### Stored data
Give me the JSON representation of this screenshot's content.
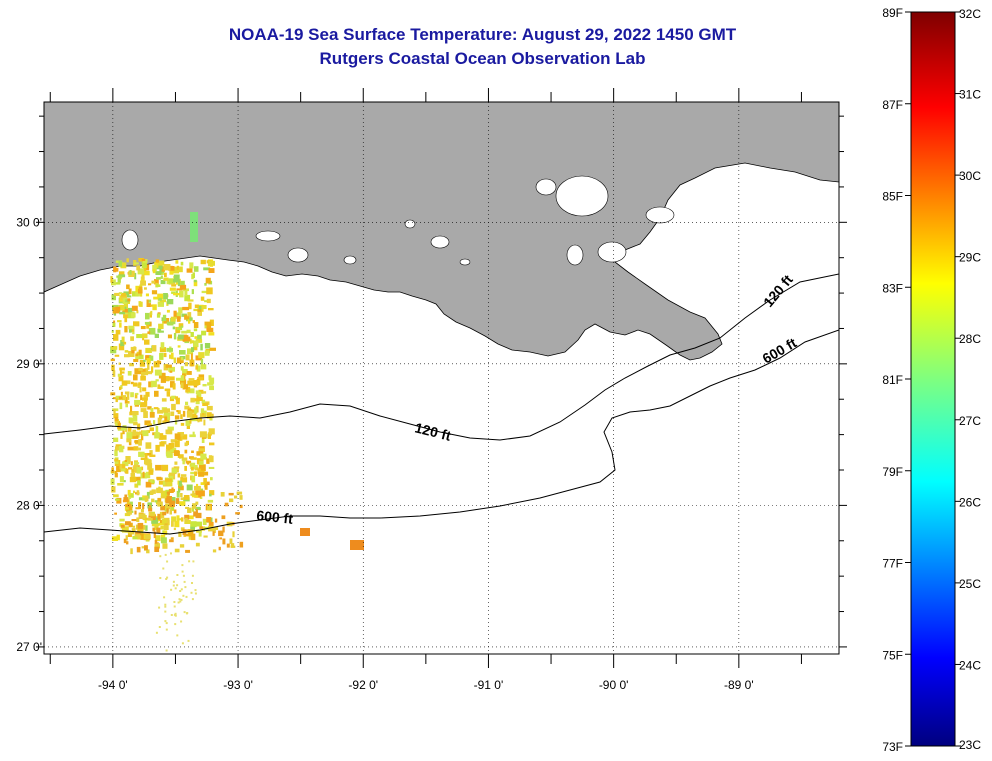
{
  "title": "NOAA-19 Sea Surface Temperature:  August 29, 2022 1450 GMT",
  "subtitle": "Rutgers Coastal Ocean Observation Lab",
  "map": {
    "lon_ticks": [
      {
        "lon": -94,
        "label": "-94 0'"
      },
      {
        "lon": -93,
        "label": "-93 0'"
      },
      {
        "lon": -92,
        "label": "-92 0'"
      },
      {
        "lon": -91,
        "label": "-91 0'"
      },
      {
        "lon": -90,
        "label": "-90 0'"
      },
      {
        "lon": -89,
        "label": "-89 0'"
      }
    ],
    "lat_ticks": [
      {
        "lat": 30,
        "label": "30 0'"
      },
      {
        "lat": 29,
        "label": "29 0'"
      },
      {
        "lat": 28,
        "label": "28 0'"
      },
      {
        "lat": 27,
        "label": "27 0'"
      }
    ],
    "lon_range": [
      -94.55,
      -88.2
    ],
    "lat_range": [
      26.95,
      30.85
    ],
    "land_color": "#a9a9a9",
    "contours": [
      {
        "label": "120 ft"
      },
      {
        "label": "600 ft"
      },
      {
        "label": "120 ft"
      },
      {
        "label": "600 ft"
      }
    ]
  },
  "colorbar": {
    "f_labels": [
      "89F",
      "87F",
      "85F",
      "83F",
      "81F",
      "79F",
      "77F",
      "75F",
      "73F"
    ],
    "c_labels": [
      "32C",
      "31C",
      "30C",
      "29C",
      "28C",
      "27C",
      "26C",
      "25C",
      "24C",
      "23C"
    ]
  }
}
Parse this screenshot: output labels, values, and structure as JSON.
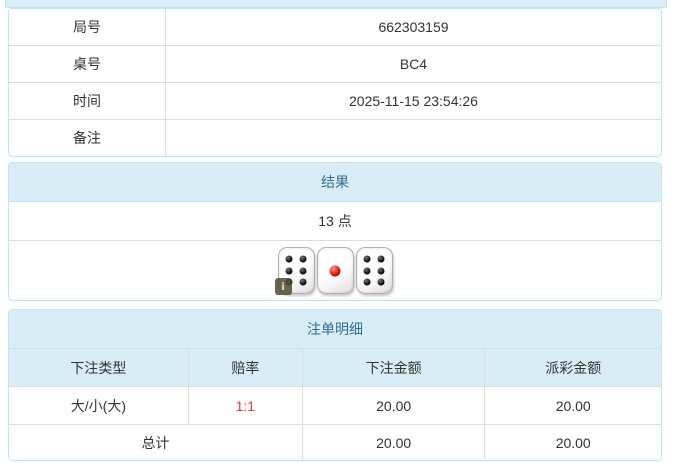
{
  "colors": {
    "header_bg": "#d9edf7",
    "header_text": "#31708f",
    "panel_border": "#bce8f1",
    "divider": "#dddddd",
    "body_text": "#333333",
    "odds_red": "#e4393c"
  },
  "info_table": {
    "rows": [
      {
        "label": "局号",
        "value": "662303159"
      },
      {
        "label": "桌号",
        "value": "BC4"
      },
      {
        "label": "时间",
        "value": "2025-11-15 23:54:26"
      },
      {
        "label": "备注",
        "value": ""
      }
    ]
  },
  "result_panel": {
    "title": "结果",
    "points_text": "13 点",
    "dice": [
      6,
      1,
      6
    ],
    "info_icon_label": "i"
  },
  "bets_panel": {
    "title": "注单明细",
    "columns": [
      "下注类型",
      "赔率",
      "下注金额",
      "派彩金额"
    ],
    "rows": [
      {
        "bet_type": "大/小(大)",
        "odds": "1:1",
        "bet_amount": "20.00",
        "payout": "20.00"
      }
    ],
    "total": {
      "label": "总计",
      "bet_amount": "20.00",
      "payout": "20.00"
    }
  }
}
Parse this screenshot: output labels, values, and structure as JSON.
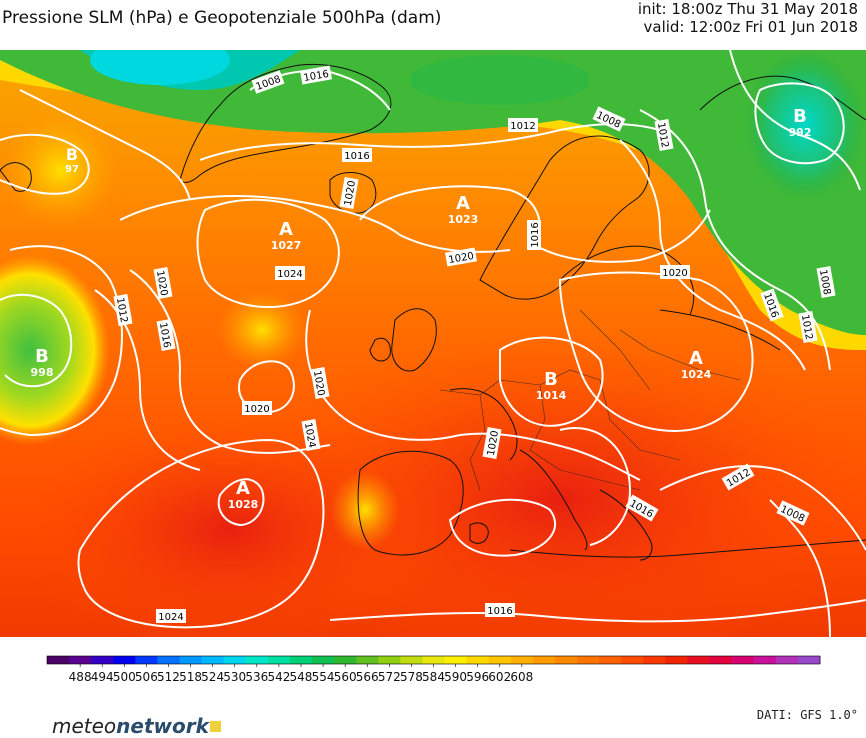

### Problem
Output an exact copy of the material, with the pictures removed.

### The output
Give me the JSON representation of this screenshot's content.
{
  "title": "NOAA-19 Sea Surface Temperature:  August 29, 2022 1450 GMT",
  "subtitle": "Rutgers Coastal Ocean Observation Lab",
  "map": {
    "lon_ticks": [
      {
        "lon": -94,
        "label": "-94 0'"
      },
      {
        "lon": -93,
        "label": "-93 0'"
      },
      {
        "lon": -92,
        "label": "-92 0'"
      },
      {
        "lon": -91,
        "label": "-91 0'"
      },
      {
        "lon": -90,
        "label": "-90 0'"
      },
      {
        "lon": -89,
        "label": "-89 0'"
      }
    ],
    "lat_ticks": [
      {
        "lat": 30,
        "label": "30 0'"
      },
      {
        "lat": 29,
        "label": "29 0'"
      },
      {
        "lat": 28,
        "label": "28 0'"
      },
      {
        "lat": 27,
        "label": "27 0'"
      }
    ],
    "lon_range": [
      -94.55,
      -88.2
    ],
    "lat_range": [
      26.95,
      30.85
    ],
    "land_color": "#a9a9a9",
    "contours": [
      {
        "label": "120 ft"
      },
      {
        "label": "600 ft"
      },
      {
        "label": "120 ft"
      },
      {
        "label": "600 ft"
      }
    ]
  },
  "colorbar": {
    "f_labels": [
      "89F",
      "87F",
      "85F",
      "83F",
      "81F",
      "79F",
      "77F",
      "75F",
      "73F"
    ],
    "c_labels": [
      "32C",
      "31C",
      "30C",
      "29C",
      "28C",
      "27C",
      "26C",
      "25C",
      "24C",
      "23C"
    ]
  }
}
Parse this screenshot: output labels, values, and structure as JSON.
{
  "colors": {
    "header_bg": "#d9edf7",
    "header_text": "#31708f",
    "panel_border": "#bce8f1",
    "divider": "#dddddd",
    "body_text": "#333333",
    "odds_red": "#e4393c"
  },
  "info_table": {
    "rows": [
      {
        "label": "局号",
        "value": "662303159"
      },
      {
        "label": "桌号",
        "value": "BC4"
      },
      {
        "label": "时间",
        "value": "2025-11-15 23:54:26"
      },
      {
        "label": "备注",
        "value": ""
      }
    ]
  },
  "result_panel": {
    "title": "结果",
    "points_text": "13 点",
    "dice": [
      6,
      1,
      6
    ],
    "info_icon_label": "i"
  },
  "bets_panel": {
    "title": "注单明细",
    "columns": [
      "下注类型",
      "赔率",
      "下注金额",
      "派彩金额"
    ],
    "rows": [
      {
        "bet_type": "大/小(大)",
        "odds": "1:1",
        "bet_amount": "20.00",
        "payout": "20.00"
      }
    ],
    "total": {
      "label": "总计",
      "bet_amount": "20.00",
      "payout": "20.00"
    }
  }
}
Parse this screenshot: output labels, values, and structure as JSON.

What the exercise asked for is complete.